§ **What you are asked to do**: Copy all entries without alteration and skip the pictures they hold.

§ **Excerpted data**:
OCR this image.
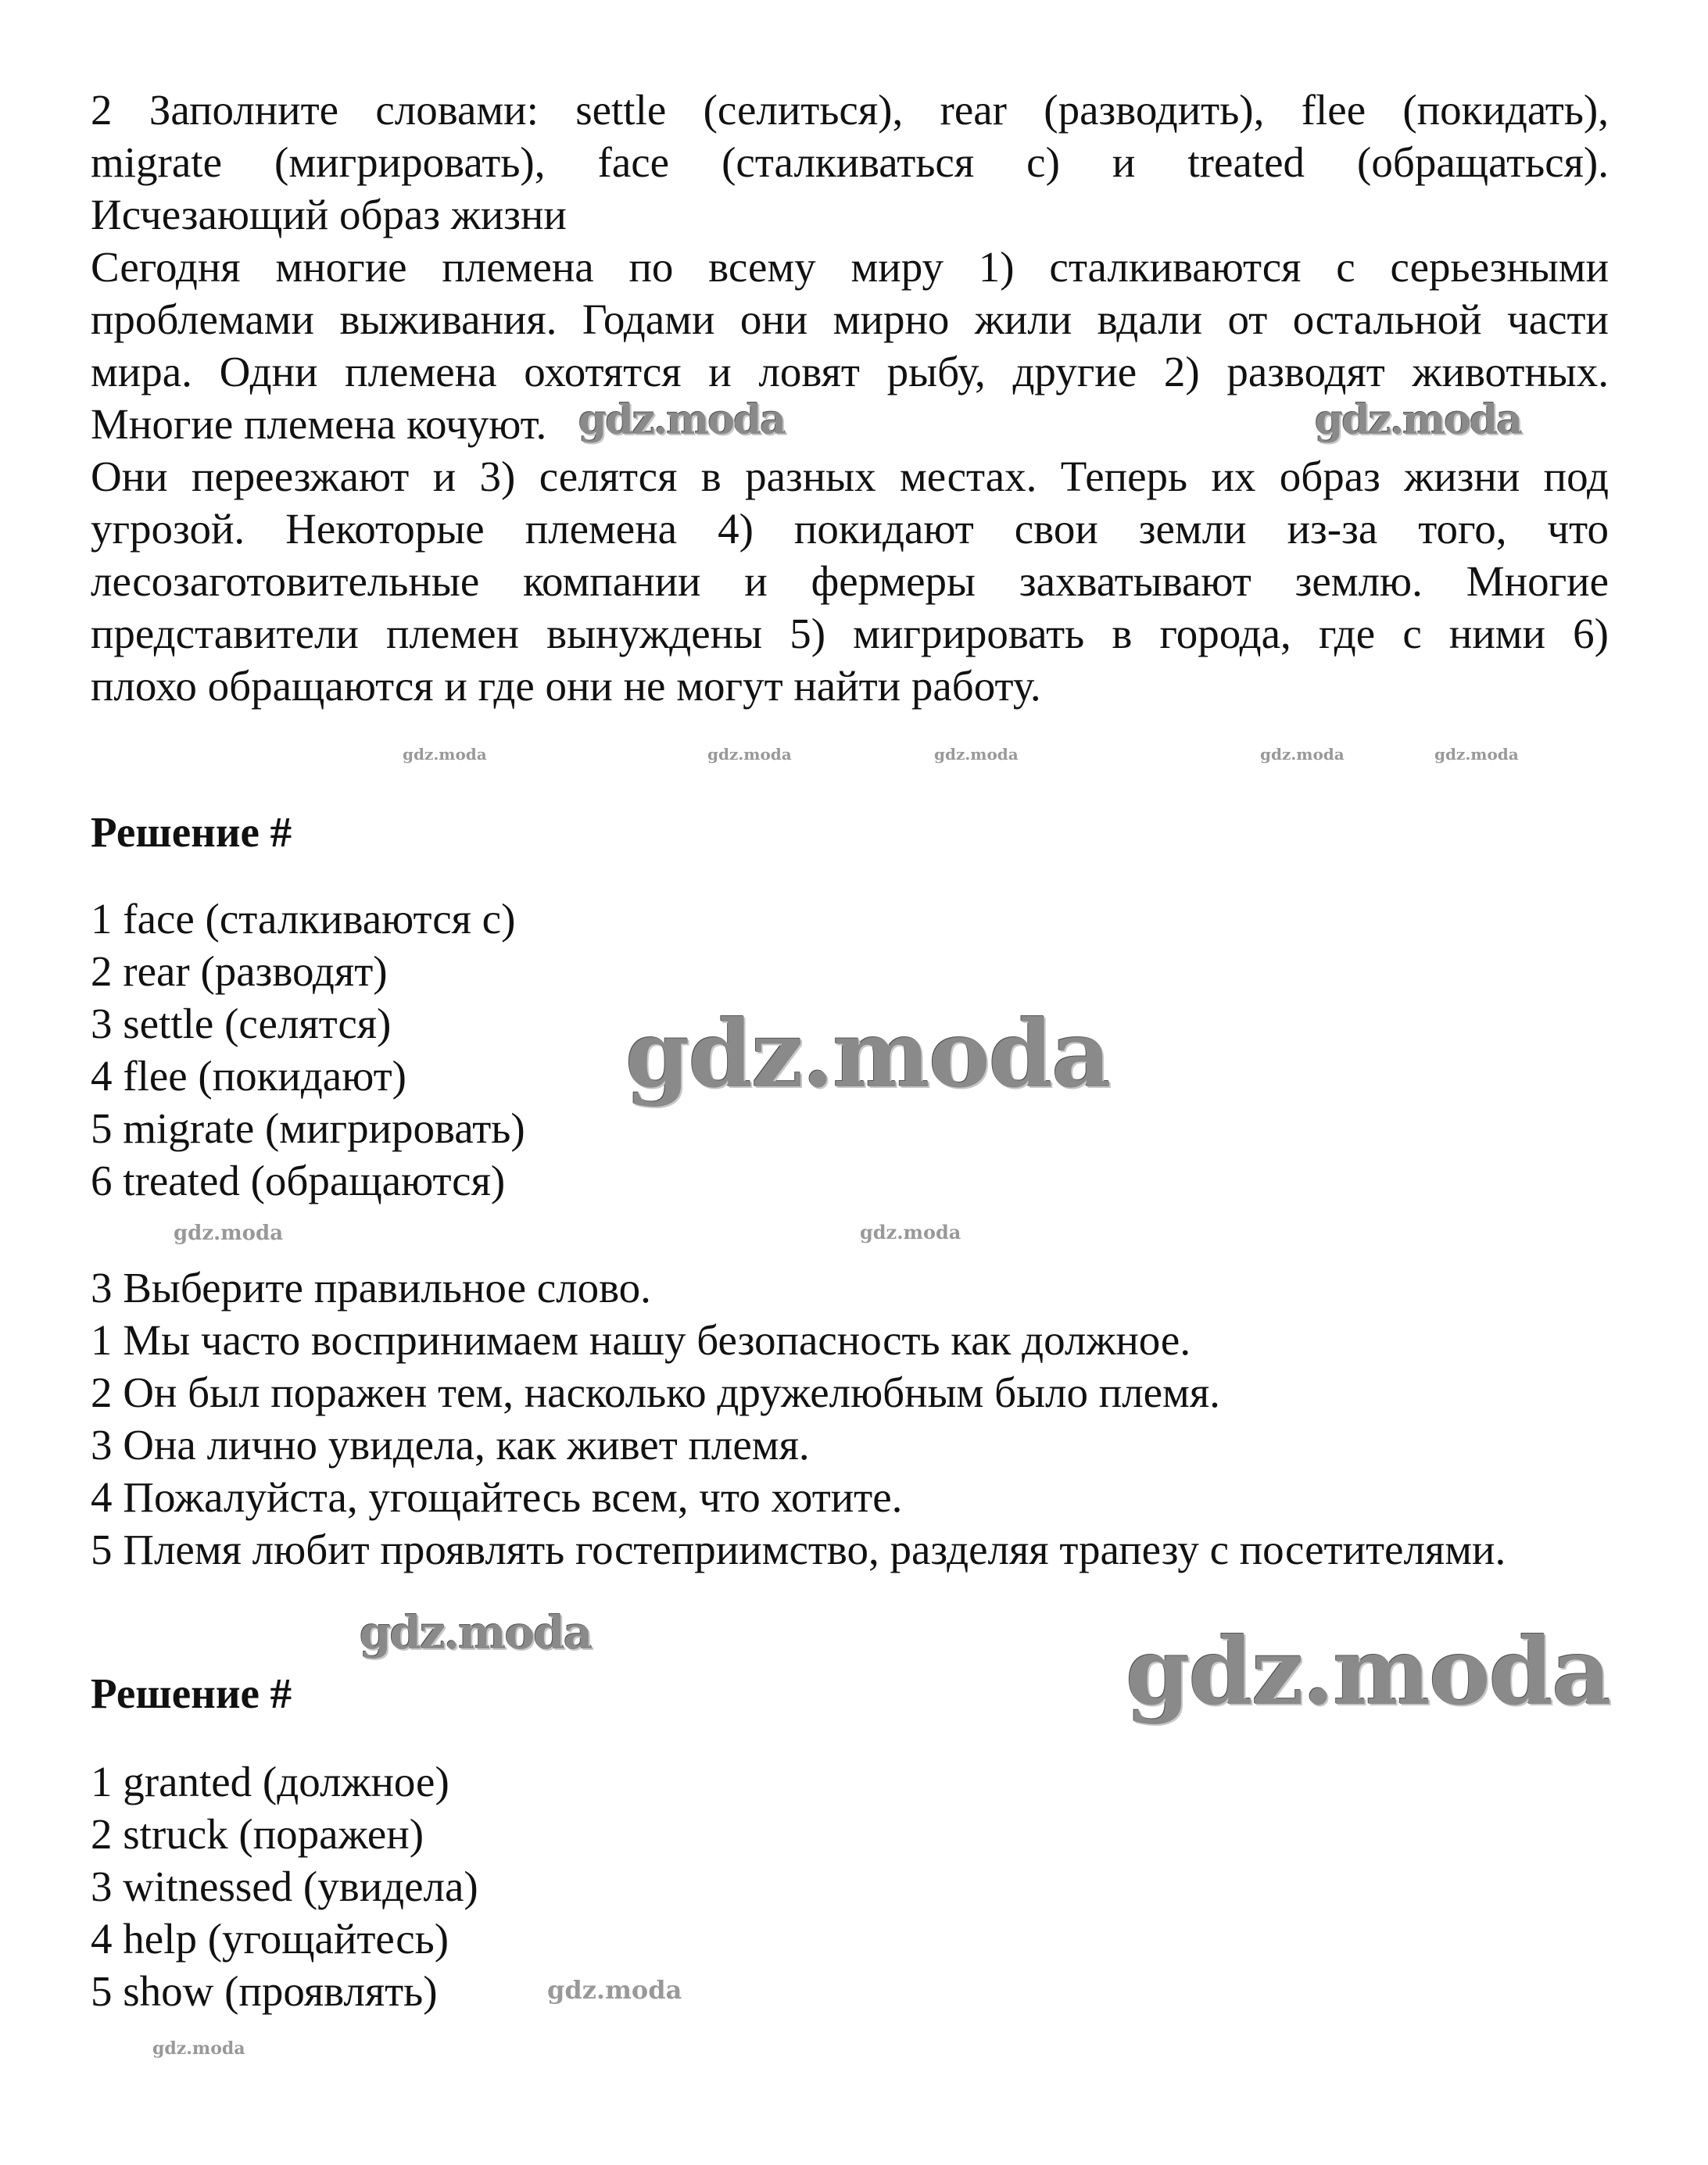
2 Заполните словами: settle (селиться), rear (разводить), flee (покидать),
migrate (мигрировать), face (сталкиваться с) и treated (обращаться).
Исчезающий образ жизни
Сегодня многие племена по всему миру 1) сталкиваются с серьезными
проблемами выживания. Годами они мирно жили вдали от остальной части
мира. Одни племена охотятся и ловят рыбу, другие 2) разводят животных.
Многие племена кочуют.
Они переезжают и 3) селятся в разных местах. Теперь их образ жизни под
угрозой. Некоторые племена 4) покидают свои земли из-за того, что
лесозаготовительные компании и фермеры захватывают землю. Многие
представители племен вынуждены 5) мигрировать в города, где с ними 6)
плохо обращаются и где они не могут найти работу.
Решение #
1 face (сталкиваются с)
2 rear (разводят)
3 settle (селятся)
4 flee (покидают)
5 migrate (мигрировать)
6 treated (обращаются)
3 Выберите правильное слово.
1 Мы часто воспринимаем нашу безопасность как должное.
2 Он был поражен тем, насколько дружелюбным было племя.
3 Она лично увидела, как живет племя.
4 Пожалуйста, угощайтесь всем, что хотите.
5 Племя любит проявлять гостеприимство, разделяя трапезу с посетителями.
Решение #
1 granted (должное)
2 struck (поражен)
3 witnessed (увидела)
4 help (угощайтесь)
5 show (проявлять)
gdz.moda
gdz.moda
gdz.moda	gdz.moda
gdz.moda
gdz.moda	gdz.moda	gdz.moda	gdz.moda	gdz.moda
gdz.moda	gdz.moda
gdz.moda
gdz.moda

§ **Solution**:
OCR this image.
2 Заполните словами: settle (селиться), rear (разводить), flee (покидать),
migrate (мигрировать), face (сталкиваться с) и treated (обращаться).
Исчезающий образ жизни
Сегодня многие племена по всему миру 1) сталкиваются с серьезными
проблемами выживания. Годами они мирно жили вдали от остальной части
мира. Одни племена охотятся и ловят рыбу, другие 2) разводят животных.
Многие племена кочуют.
Они переезжают и 3) селятся в разных местах. Теперь их образ жизни под
угрозой. Некоторые племена 4) покидают свои земли из-за того, что
лесозаготовительные компании и фермеры захватывают землю. Многие
представители племен вынуждены 5) мигрировать в города, где с ними 6)
плохо обращаются и где они не могут найти работу.
Решение #
1 face (сталкиваются с)
2 rear (разводят)
3 settle (селятся)
4 flee (покидают)
5 migrate (мигрировать)
6 treated (обращаются)
3 Выберите правильное слово.
1 Мы часто воспринимаем нашу безопасность как должное.
2 Он был поражен тем, насколько дружелюбным было племя.
3 Она лично увидела, как живет племя.
4 Пожалуйста, угощайтесь всем, что хотите.
5 Племя любит проявлять гостеприимство, разделяя трапезу с посетителями.
Решение #
1 granted (должное)
2 struck (поражен)
3 witnessed (увидела)
4 help (угощайтесь)
5 show (проявлять)
gdz.moda
gdz.moda
gdz.moda	gdz.moda
gdz.moda
gdz.moda	gdz.moda	gdz.moda	gdz.moda	gdz.moda
gdz.moda	gdz.moda
gdz.moda
gdz.moda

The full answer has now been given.